▶ _YOUR OBJECTIVE_:
Write the next part of the article on fear and failure, starting after its final sentence.
Start of PASSAGE TO READ
Fear and Failure

By Engr. Carlos V. Cornejo

Here’s a wonderful story on how to overcome our fears from the former US Secretary of State Gen. Colin Powell from his best-selling book, “It Worked for Me: In Life and Leadership”. It talks about fear especially the fear of failure and how we can learn to embrace those failures.

“I probably learned as much from failures and my naysayers as from my supporting rabbis. Failure comes with experience. I recall a few years ago speaking at an elite and very highly structured Japanese high school. The kids were from good families and mostly very bright. After my remarks, designated kids from the honor roll lined up to ask me questions typed out on cards and fully vetted by their teachers. After the first couple of questions, I turned away from the line and invited questions from anyone in the audience, with my eyes particularly focused on the back rows, where I used to try to sit. One girl about thirteen years old raised her hand, and I called on her. ‘Are you ever afraid?’ she asked. ‘I am afraid every day,’ she continued. ‘I am afraid to fail.’ How brave she was to ask that question in public in a very structured Japanese high school. Yes, I told her. I’m afraid of something every day, and I fail at something every day. Fear and failure are always present. Accept them as part of life and learn how to manage these realities. Be scared, but keep going. Being scared is usually transient. It will pass. If you fail, fix the causes and keep going. The room was deadly silent. Every one of the young high achievers had the same question in their mind, even if they were too scared to put voice to it.”
End of PASSAGE TO READ
Start of DATA EXTRACT
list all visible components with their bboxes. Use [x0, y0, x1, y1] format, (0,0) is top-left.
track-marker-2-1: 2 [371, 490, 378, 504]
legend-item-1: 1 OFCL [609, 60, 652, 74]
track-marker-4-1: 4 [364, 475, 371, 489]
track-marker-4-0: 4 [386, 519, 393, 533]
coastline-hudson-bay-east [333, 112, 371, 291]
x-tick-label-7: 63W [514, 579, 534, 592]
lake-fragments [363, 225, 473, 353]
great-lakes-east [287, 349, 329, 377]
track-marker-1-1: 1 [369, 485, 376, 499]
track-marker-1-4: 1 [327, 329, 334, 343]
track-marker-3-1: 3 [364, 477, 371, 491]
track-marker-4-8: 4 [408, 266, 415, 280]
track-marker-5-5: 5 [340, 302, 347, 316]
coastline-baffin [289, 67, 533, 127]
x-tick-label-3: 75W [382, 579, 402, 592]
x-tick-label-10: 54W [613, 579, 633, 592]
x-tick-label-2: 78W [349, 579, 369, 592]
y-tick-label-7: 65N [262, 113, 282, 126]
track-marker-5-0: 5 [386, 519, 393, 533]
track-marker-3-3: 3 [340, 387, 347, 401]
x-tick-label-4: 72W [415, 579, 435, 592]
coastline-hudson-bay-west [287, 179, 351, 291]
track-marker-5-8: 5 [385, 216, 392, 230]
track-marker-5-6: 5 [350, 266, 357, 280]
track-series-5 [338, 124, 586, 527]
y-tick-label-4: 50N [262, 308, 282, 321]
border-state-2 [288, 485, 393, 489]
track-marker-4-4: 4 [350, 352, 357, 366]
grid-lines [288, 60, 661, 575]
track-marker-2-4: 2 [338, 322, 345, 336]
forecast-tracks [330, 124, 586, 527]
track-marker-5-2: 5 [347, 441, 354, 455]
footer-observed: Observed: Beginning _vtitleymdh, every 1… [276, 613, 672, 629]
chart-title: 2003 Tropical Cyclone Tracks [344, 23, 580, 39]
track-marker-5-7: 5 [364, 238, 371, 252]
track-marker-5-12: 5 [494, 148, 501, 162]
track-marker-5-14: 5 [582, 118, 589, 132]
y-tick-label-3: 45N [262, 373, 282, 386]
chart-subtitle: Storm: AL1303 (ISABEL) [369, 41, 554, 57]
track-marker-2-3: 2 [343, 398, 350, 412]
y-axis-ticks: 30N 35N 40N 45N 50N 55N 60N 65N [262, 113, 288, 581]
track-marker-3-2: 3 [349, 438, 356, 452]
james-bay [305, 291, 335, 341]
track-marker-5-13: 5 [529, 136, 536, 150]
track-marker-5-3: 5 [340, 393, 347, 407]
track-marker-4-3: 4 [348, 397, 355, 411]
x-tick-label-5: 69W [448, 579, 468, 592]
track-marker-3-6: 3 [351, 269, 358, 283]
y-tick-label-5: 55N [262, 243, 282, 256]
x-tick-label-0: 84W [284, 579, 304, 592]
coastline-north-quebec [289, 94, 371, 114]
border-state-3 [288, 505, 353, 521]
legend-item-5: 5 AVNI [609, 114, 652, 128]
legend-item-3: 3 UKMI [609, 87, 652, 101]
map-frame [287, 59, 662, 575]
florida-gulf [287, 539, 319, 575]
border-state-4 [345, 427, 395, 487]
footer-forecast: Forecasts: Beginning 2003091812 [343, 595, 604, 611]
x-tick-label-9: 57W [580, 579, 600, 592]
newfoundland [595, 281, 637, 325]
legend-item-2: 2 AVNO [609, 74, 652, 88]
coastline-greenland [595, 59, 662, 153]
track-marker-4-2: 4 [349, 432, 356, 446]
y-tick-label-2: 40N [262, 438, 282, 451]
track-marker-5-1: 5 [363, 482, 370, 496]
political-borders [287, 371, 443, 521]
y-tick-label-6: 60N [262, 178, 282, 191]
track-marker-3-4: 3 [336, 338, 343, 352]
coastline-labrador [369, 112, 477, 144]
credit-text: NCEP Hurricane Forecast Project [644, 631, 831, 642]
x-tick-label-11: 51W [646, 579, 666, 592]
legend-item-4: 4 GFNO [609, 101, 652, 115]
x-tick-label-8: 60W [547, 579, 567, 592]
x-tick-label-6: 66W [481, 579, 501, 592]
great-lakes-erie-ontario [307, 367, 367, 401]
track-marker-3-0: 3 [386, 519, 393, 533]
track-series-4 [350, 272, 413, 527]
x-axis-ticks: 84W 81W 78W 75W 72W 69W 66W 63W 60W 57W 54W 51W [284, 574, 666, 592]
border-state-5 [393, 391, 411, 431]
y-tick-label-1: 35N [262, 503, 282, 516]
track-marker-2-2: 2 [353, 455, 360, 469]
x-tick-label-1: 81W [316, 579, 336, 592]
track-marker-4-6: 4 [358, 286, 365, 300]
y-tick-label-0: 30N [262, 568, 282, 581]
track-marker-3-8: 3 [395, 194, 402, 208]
End of DATA EXTRACT
▶ _RESPONSE AREA_:
Two lessons we can learn from this story.  One is overcoming our fears and failures and second, the highly structured Japanese schools.  Gen. Colin Powell had the perfect reply to the young girl’s question.  Fear and failure will always be present in our lives.  They are like germs and viruses; they will always be present in our environment.  To overcome germs and viruses, we will just have to make our bodies healthy and strong so that when we get in contact with them our built-up defenses can repel these toxic organisms and not make us sick.  The same thing with fear and failure, they will always be our companions in life, but it’s our inner attitude towards them that matters.  Gen. Colin Powell went on to say, “Fear is a normal human emotion. It is not in itself a killer. We can learn to be aware when fear grips us, and can train to operate through and in spite of fear. If, on the other hand, we don’t understand that fear is normal and has to be controlled and overcome, it will paralyze us and stop us in our tracks. We will no longer think clearly or analyze rationally. We prepare for it and control it; we never let it control us.”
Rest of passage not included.